-- start SUPPLIED RECORDS --

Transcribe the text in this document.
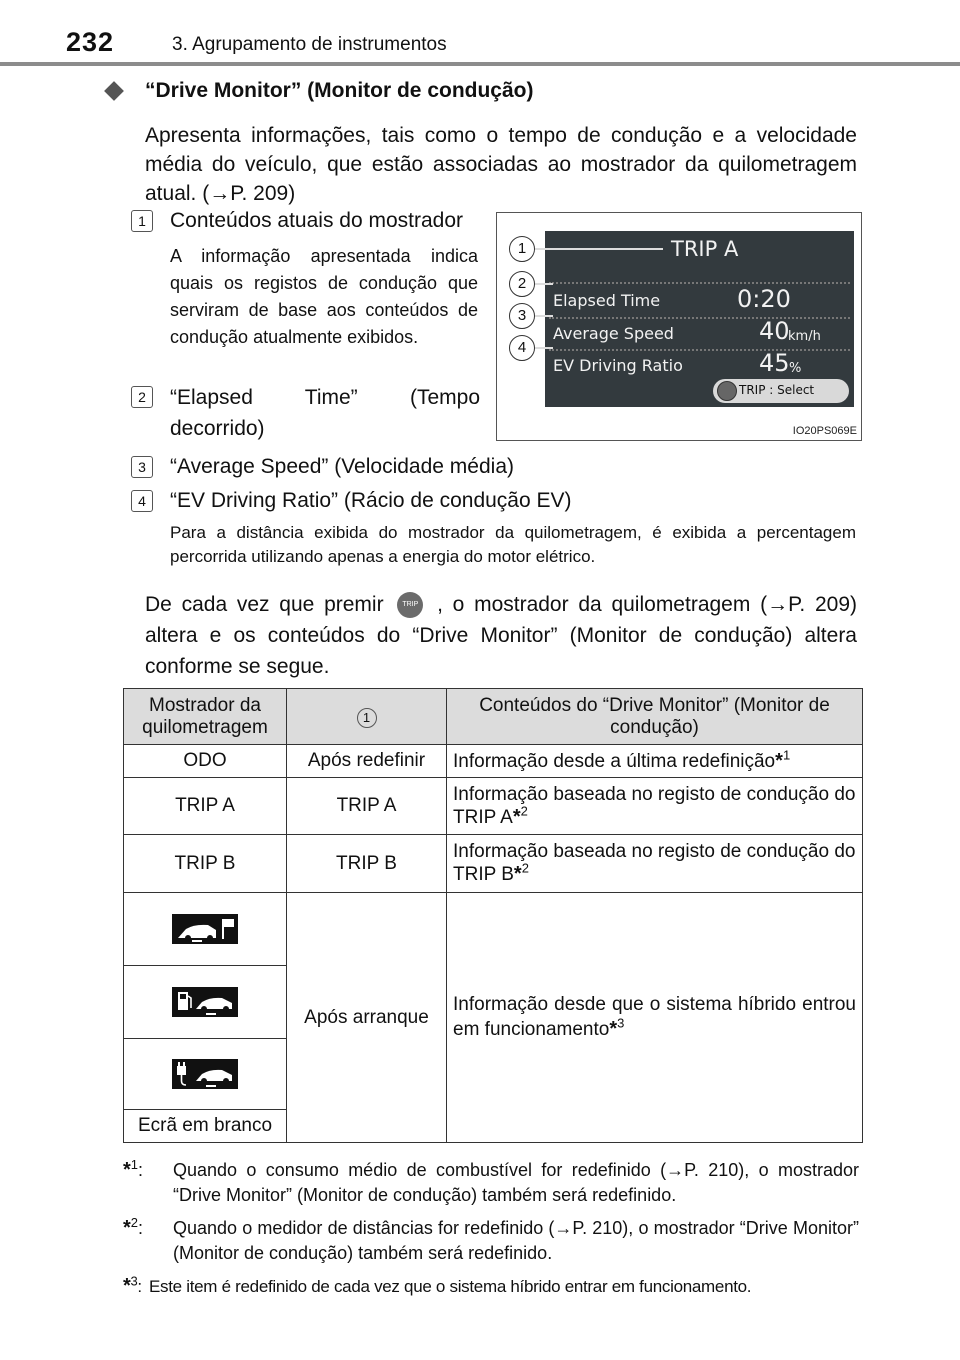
232	3. Agrupamento de instrumentos
“Drive Monitor” (Monitor de condução)
Apresenta informações, tais como o tempo de condução e a velocidade média do veículo, que estão associadas ao mostrador da quilometragem atual. (→P. 209)
1	Conteúdos atuais do mostrador
A informação apresentada indica quais os registos de condução que serviram de base aos conteúdos de condução atualmente exibidos.
2	“Elapsed Time” (Tempo decorrido)
3	“Average Speed” (Velocidade média)
4	“EV Driving Ratio” (Rácio de condução EV)
Para a distância exibida do mostrador da quilometragem, é exibida a percentagem percorrida utilizando apenas a energia do motor elétrico.
TRIP A
Elapsed Time	0:20
Average Speed	40
km/h
EV Driving Ratio	45 %
TRIP : Select
1
2
3
4
IO20PS069E
De cada vez que premir	TRIP , o mostrador da quilometragem (→P. 209) altera e os conteúdos do “Drive Monitor” (Monitor de condução) altera conforme se segue.
Mostrador da quilometragem	1	Conteúdos do “Drive Monitor” (Monitor de condução)
ODO	Após redefinir	Informação desde a última redefinição*$^1$
TRIP A	TRIP A	Informação baseada no registo de condução do TRIP A*$^2$
TRIP B	TRIP B	Informação baseada no registo de condução do TRIP B*$^2$

	Após arranque	Informação desde que o sistema híbrido entrou em funcionamento*$^3$

Ecrã em branco		
*$^1$:	Quando o consumo médio de combustível for redefinido (→P. 210), o mostrador “Drive Monitor” (Monitor de condução) também será redefinido.
*$^2$:	Quando o medidor de distâncias for redefinido (→P. 210), o mostrador “Drive Monitor” (Monitor de condução) também será redefinido.
*$^3$: Este item é redefinido de cada vez que o sistema híbrido entrar em funcionamento.
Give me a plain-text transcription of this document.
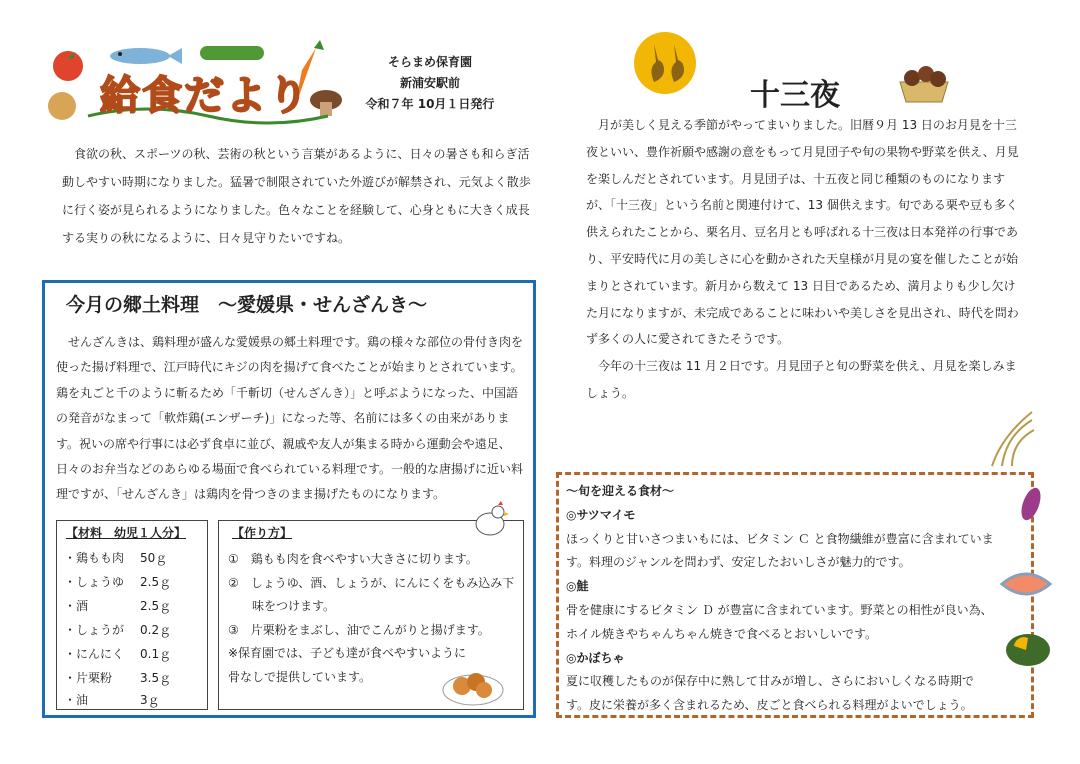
給食だより
そらまめ保育園
新浦安駅前
令和７年 10月１日発行
食欲の秋、スポーツの秋、芸術の秋という言葉があるように、日々の暑さも和らぎ活動しやすい時期になりました。猛暑で制限されていた外遊びが解禁され、元気よく散歩に行く姿が見られるようになりました。色々なことを経験して、心身ともに大きく成長する実りの秋になるように、日々見守りたいですね。
今月の郷土料理　～愛媛県・せんざんき～
せんざんきは、鶏料理が盛んな愛媛県の郷土料理です。鶏の様々な部位の骨付き肉を使った揚げ料理で、江戸時代にキジの肉を揚げて食べたことが始まりとされています。鶏を丸ごと千のように斬るため「千斬切（せんざんき）」と呼ぶようになった、中国語の発音がなまって「軟炸鶏(エンザーチ)」になった等、名前には多くの由来があります。祝いの席や行事には必ず食卓に並び、親戚や友人が集まる時から運動会や遠足、日々のお弁当などのあらゆる場面で食べられている料理です。一般的な唐揚げに近い料理ですが、「せんざんき」は鶏肉を骨つきのまま揚げたものになります。
【材料　幼児１人分】
・鶏もも肉 50ｇ
・しょうゆ 2.5ｇ
・酒	2.5ｇ
・しょうが 0.2ｇ
・にんにく 0.1ｇ
・片栗粉 3.5ｇ
・油	3ｇ
【作り方】
①　鶏もも肉を食べやすい大きさに切ります。
②　しょうゆ、酒、しょうが、にんにくをもみ込み下味をつけます。
③　片栗粉をまぶし、油でこんがりと揚げます。
※保育園では、子ども達が食べやすいように骨なしで提供しています。
十三夜
月が美しく見える季節がやってまいりました。旧暦９月 13 日のお月見を十三夜といい、豊作祈願や感謝の意をもって月見団子や旬の果物や野菜を供え、月見を楽しんだとされています。月見団子は、十五夜と同じ種類のものになりますが、「十三夜」という名前と関連付けて、13 個供えます。旬である栗や豆も多く供えられたことから、栗名月、豆名月とも呼ばれる十三夜は日本発祥の行事であり、平安時代に月の美しさに心を動かされた天皇様が月見の宴を催したことが始まりとされています。新月から数えて 13 日目であるため、満月よりも少し欠けた月になりますが、未完成であることに味わいや美しさを見出され、時代を問わず多くの人に愛されてきたそうです。
今年の十三夜は 11 月２日です。月見団子と旬の野菜を供え、月見を楽しみましょう。
～旬を迎える食材～
◎サツマイモ
ほっくりと甘いさつまいもには、ビタミン Ｃ と食物繊維が豊富に含まれています。料理のジャンルを問わず、安定したおいしさが魅力的です。
◎鮭
骨を健康にするビタミン Ｄ が豊富に含まれています。野菜との相性が良い為、ホイル焼きやちゃんちゃん焼きで食べるとおいしいです。
◎かぼちゃ
夏に収穫したものが保存中に熟して甘みが増し、さらにおいしくなる時期です。皮に栄養が多く含まれるため、皮ごと食べられる料理がよいでしょう。
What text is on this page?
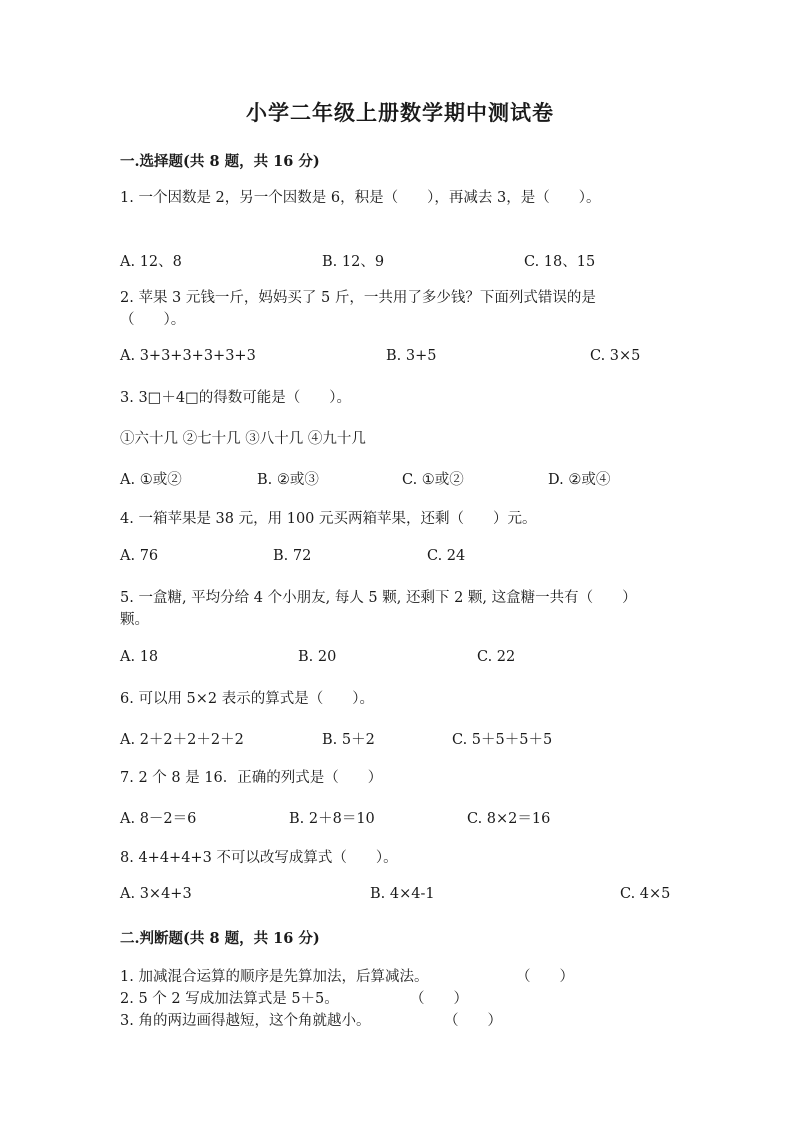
小学二年级上册数学期中测试卷
一.选择题(共 8 题，共 16 分)
1. 一个因数是 2，另一个因数是 6，积是（　　），再减去 3，是（　　）。
A. 12、8	B. 12、9	C. 18、15
2. 苹果 3 元钱一斤，妈妈买了 5 斤，一共用了多少钱？下面列式错误的是（　　）。
A. 3+3+3+3+3+3	B. 3+5	C. 3×5
3. 3□＋4□的得数可能是（　　）。
①六十几 ②七十几 ③八十几 ④九十几
A. ①或②	B. ②或③	C. ①或②	D. ②或④
4. 一箱苹果是 38 元，用 100 元买两箱苹果，还剩（　　）元。
A. 76	B. 72	C. 24
5. 一盒糖, 平均分给 4 个小朋友, 每人 5 颗, 还剩下 2 颗, 这盒糖一共有（　　）颗。
A. 18	B. 20	C. 22
6. 可以用 5×2 表示的算式是（　　）。
A. 2＋2＋2＋2＋2	B. 5＋2	C. 5＋5＋5＋5
7. 2 个 8 是 16．正确的列式是（　　）
A. 8－2＝6	B. 2＋8＝10	C. 8×2＝16
8. 4+4+4+3 不可以改写成算式（　　）。
A. 3×4+3	B. 4×4-1	C. 4×5
二.判断题(共 8 题，共 16 分)
1. 加减混合运算的顺序是先算加法，后算减法。	（　　）
2. 5 个 2 写成加法算式是 5＋5。	（　　）
3. 角的两边画得越短，这个角就越小。	（　　）
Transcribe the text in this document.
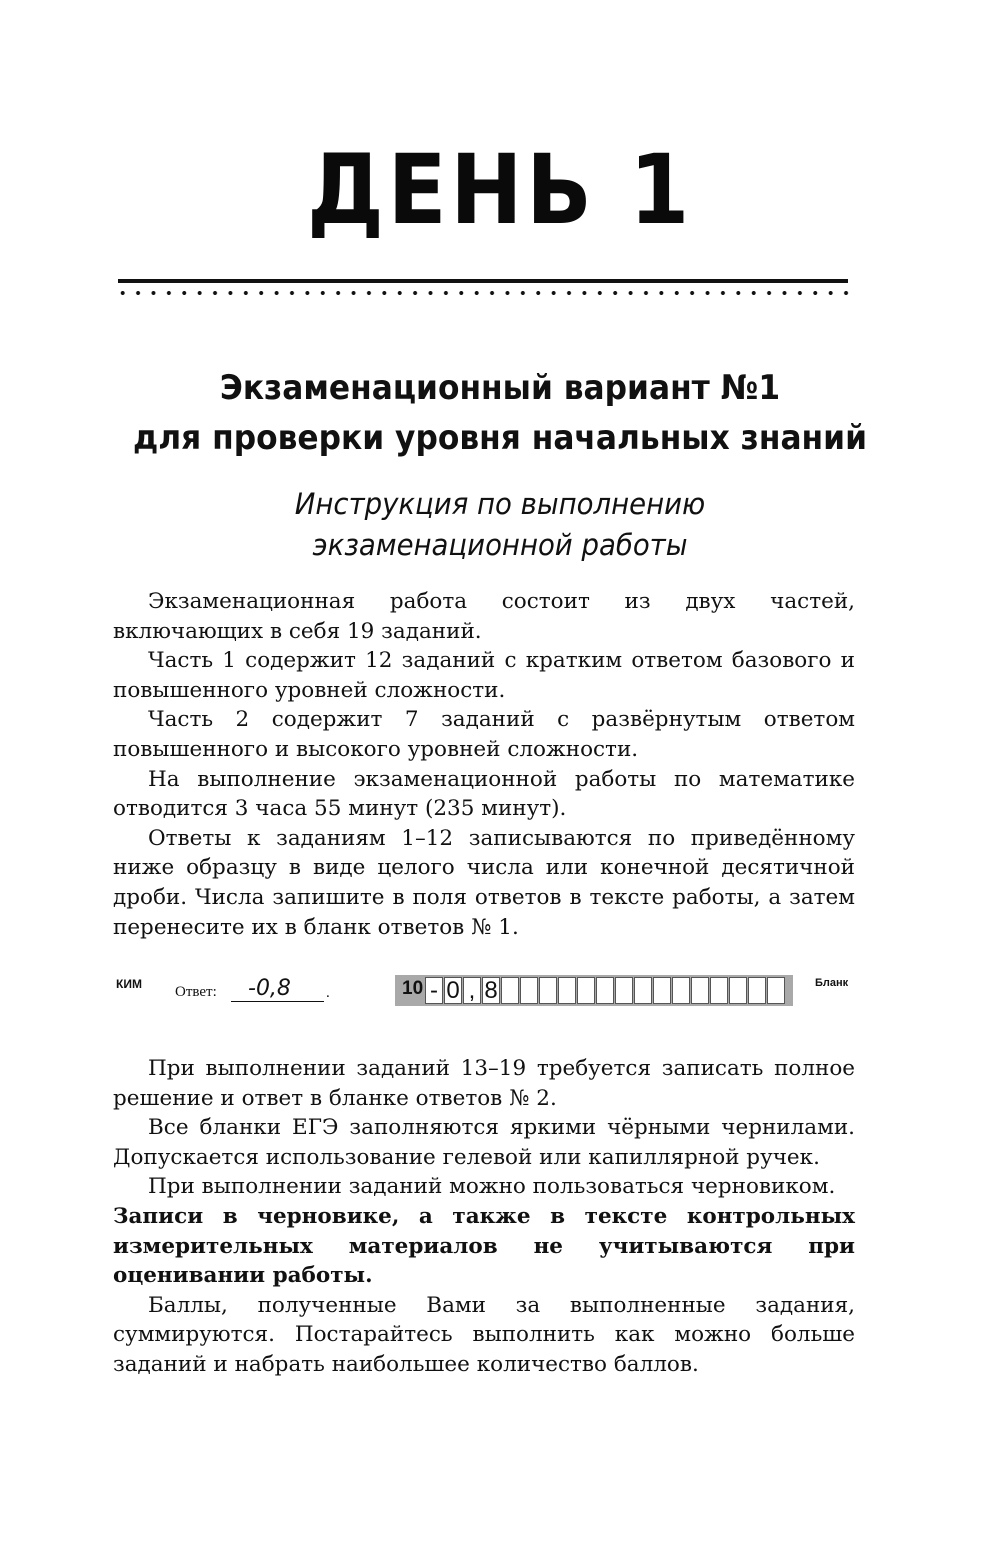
ДЕНЬ 1
Экзаменационный вариант №1
для проверки уровня начальных знаний
Инструкция по выполнению
экзаменационной работы

Экзаменационная работа состоит из двух частей, включающих в себя 19 заданий.

Часть 1 содержит 12 заданий с кратким ответом базового и повышенного уровней сложности.

Часть 2 содержит 7 заданий с развёрнутым ответом повышенного и высокого уровней сложности.

На выполнение экзаменационной работы по математике отводится 3 часа 55 минут (235 минут).

Ответы к заданиям 1–12 записываются по приведённому ниже образцу в виде целого числа или конечной десятичной дроби. Числа запишите в поля ответов в тексте работы, а затем перенесите их в бланк ответов № 1.

КИМ Ответ: -0,8 .	10 - 0 , 8	Бланк

При выполнении заданий 13–19 требуется записать полное решение и ответ в бланке ответов № 2.

Все бланки ЕГЭ заполняются яркими чёрными чернилами. Допускается использование гелевой или капиллярной ручек.

При выполнении заданий можно пользоваться черновиком.

Записи в черновике, а также в тексте контрольных измерительных материалов не учитываются при оценивании работы.

Баллы, полученные Вами за выполненные задания, суммируются. Постарайтесь выполнить как можно больше заданий и набрать наибольшее количество баллов.
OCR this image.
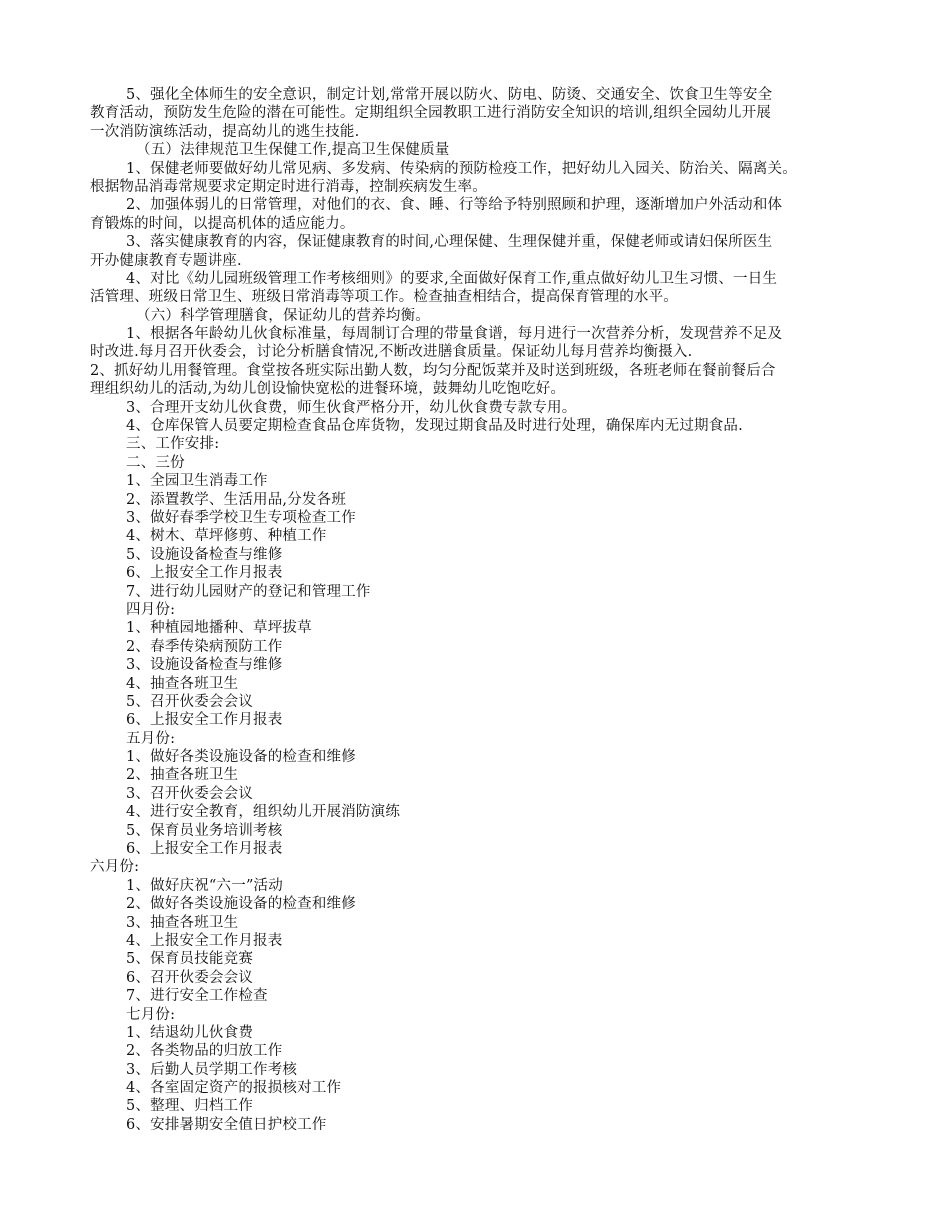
5、强化全体师生的安全意识，制定计划,常常开展以防火、防电、防烫、交通安全、饮食卫生等安全
教育活动，预防发生危险的潜在可能性。定期组织全园教职工进行消防安全知识的培训,组织全园幼儿开展
一次消防演练活动，提高幼儿的逃生技能.
（五）法律规范卫生保健工作,提高卫生保健质量
1、保健老师要做好幼儿常见病、多发病、传染病的预防检疫工作，把好幼儿入园关、防治关、隔离关。
根据物品消毒常规要求定期定时进行消毒，控制疾病发生率。
2、加强体弱儿的日常管理，对他们的衣、食、睡、行等给予特别照顾和护理，逐渐增加户外活动和体
育锻炼的时间，以提高机体的适应能力。
3、落实健康教育的内容，保证健康教育的时间,心理保健、生理保健并重，保健老师或请妇保所医生
开办健康教育专题讲座.
4、对比《幼儿园班级管理工作考核细则》的要求,全面做好保育工作,重点做好幼儿卫生习惯、一日生
活管理、班级日常卫生、班级日常消毒等项工作。检查抽查相结合，提高保育管理的水平。
（六）科学管理膳食，保证幼儿的营养均衡。
1、根据各年龄幼儿伙食标准量，每周制订合理的带量食谱，每月进行一次营养分析，发现营养不足及
时改进.每月召开伙委会，讨论分析膳食情况,不断改进膳食质量。保证幼儿每月营养均衡摄入.
2、抓好幼儿用餐管理。食堂按各班实际出勤人数，均匀分配饭菜并及时送到班级，各班老师在餐前餐后合
理组织幼儿的活动,为幼儿创设愉快宽松的进餐环境，鼓舞幼儿吃饱吃好。
3、合理开支幼儿伙食费，师生伙食严格分开，幼儿伙食费专款专用。
4、仓库保管人员要定期检查食品仓库货物，发现过期食品及时进行处理，确保库内无过期食品.
三、工作安排:
二、三份
1、全园卫生消毒工作
2、添置教学、生活用品,分发各班
3、做好春季学校卫生专项检查工作
4、树木、草坪修剪、种植工作
5、设施设备检查与维修
6、上报安全工作月报表
7、进行幼儿园财产的登记和管理工作
四月份:
1、种植园地播种、草坪拔草
2、春季传染病预防工作
3、设施设备检查与维修
4、抽查各班卫生
5、召开伙委会会议
6、上报安全工作月报表
五月份:
1、做好各类设施设备的检查和维修
2、抽查各班卫生
3、召开伙委会会议
4、进行安全教育，组织幼儿开展消防演练
5、保育员业务培训考核
6、上报安全工作月报表
六月份:
1、做好庆祝“六一”活动
2、做好各类设施设备的检查和维修
3、抽查各班卫生
4、上报安全工作月报表
5、保育员技能竞赛
6、召开伙委会会议
7、进行安全工作检查
七月份:
1、结退幼儿伙食费
2、各类物品的归放工作
3、后勤人员学期工作考核
4、各室固定资产的报损核对工作
5、整理、归档工作
6、安排暑期安全值日护校工作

-- end SUPPLIED RECORDS --

→ EXERCISE REQUIREMENTS
Pick out all lines containing the string "сложности".

→ RESULT
Часть 1 содержит 12 заданий с кратким ответом базового и повышенного уровней сложности.
Часть 2 содержит 7 заданий с развёрнутым ответом повышенного и высокого уровней сложности.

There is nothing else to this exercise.